Written request: Find every line in the records below that contains the word "Temperature", and copy each such line.

Excerpted data:

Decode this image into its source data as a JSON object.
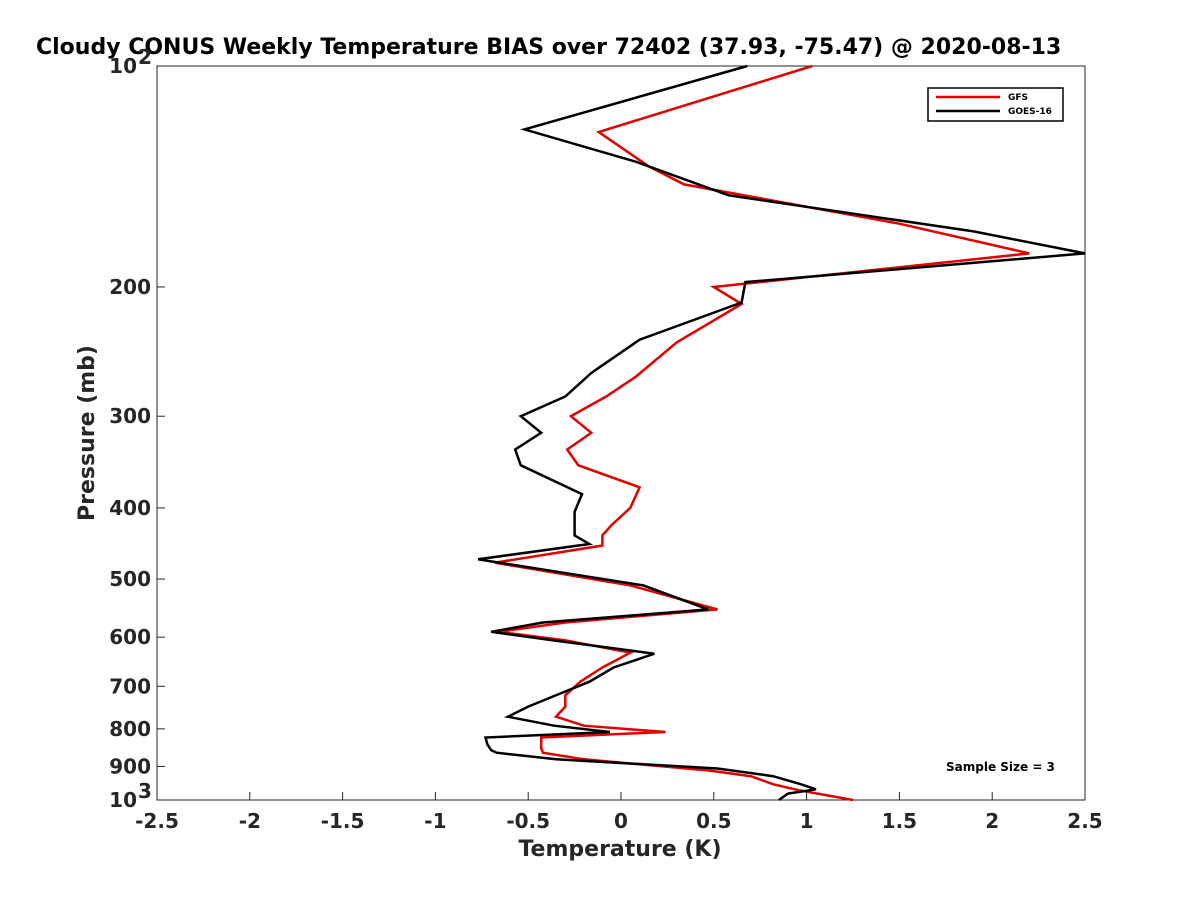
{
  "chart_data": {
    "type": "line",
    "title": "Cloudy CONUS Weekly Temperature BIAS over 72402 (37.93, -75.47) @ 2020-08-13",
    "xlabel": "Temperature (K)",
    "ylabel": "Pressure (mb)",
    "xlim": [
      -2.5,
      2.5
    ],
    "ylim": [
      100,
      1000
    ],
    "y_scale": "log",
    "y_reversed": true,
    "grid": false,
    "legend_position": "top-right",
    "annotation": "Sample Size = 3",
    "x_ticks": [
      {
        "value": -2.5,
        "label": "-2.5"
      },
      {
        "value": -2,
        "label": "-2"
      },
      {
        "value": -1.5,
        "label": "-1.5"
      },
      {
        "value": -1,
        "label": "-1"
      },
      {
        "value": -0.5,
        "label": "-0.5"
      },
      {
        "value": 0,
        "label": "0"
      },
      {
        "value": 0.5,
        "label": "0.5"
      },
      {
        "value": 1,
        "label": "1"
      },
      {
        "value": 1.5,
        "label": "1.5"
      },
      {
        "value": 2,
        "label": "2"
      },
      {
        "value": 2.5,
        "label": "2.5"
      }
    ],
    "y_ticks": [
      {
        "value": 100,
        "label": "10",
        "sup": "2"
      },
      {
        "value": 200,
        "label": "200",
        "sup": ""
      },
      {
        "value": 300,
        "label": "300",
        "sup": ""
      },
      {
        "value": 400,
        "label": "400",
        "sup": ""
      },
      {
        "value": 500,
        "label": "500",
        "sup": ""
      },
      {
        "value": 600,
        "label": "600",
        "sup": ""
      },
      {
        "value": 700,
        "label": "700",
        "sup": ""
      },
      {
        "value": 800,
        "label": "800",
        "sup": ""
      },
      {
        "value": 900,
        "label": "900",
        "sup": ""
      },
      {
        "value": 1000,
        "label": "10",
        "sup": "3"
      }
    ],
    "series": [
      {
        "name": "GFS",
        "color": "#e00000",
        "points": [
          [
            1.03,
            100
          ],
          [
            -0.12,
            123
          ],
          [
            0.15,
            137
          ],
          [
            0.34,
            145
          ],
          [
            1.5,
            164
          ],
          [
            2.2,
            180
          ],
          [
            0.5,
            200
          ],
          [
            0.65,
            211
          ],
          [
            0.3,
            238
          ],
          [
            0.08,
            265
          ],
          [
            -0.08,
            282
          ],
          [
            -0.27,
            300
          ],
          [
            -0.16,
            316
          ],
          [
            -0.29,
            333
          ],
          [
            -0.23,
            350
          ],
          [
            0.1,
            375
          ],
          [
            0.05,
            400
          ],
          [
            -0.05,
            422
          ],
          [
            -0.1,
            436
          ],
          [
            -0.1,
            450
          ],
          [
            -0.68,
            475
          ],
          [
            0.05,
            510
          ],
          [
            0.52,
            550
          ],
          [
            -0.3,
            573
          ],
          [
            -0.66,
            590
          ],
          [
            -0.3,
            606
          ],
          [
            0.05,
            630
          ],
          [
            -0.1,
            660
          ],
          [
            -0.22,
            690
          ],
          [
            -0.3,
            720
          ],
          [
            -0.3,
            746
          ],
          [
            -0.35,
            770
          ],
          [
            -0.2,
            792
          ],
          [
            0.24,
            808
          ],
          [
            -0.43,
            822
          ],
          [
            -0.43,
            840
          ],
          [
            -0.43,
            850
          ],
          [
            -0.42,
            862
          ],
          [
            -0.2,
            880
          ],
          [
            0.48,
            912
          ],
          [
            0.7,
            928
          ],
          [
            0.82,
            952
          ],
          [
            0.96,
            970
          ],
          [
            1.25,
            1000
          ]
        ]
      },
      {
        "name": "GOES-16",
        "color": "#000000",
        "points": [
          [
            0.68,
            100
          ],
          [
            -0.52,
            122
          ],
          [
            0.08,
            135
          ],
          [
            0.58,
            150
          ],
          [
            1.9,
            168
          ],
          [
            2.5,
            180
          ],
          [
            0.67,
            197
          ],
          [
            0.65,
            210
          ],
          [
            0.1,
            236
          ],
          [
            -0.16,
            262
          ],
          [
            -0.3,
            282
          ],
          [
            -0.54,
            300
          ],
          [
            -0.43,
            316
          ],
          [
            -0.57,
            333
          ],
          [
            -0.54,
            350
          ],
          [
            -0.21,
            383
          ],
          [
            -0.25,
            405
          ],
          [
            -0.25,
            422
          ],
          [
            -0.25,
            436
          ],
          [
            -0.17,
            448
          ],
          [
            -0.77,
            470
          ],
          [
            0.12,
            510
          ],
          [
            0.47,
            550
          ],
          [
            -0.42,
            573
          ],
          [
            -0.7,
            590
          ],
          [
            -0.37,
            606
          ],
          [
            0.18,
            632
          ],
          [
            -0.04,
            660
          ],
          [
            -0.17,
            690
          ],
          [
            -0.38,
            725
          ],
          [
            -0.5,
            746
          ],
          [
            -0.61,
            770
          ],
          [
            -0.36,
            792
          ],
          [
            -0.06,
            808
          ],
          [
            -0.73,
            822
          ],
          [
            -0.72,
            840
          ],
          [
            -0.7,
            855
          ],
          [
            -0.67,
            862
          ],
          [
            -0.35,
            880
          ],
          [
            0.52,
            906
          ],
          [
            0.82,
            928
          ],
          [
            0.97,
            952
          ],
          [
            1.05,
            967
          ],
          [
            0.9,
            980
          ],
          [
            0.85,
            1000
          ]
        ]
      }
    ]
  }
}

Answer to this task:
    "title": "Cloudy CONUS Weekly Temperature BIAS over 72402 (37.93, -75.47) @ 2020-08-13",
    "xlabel": "Temperature (K)",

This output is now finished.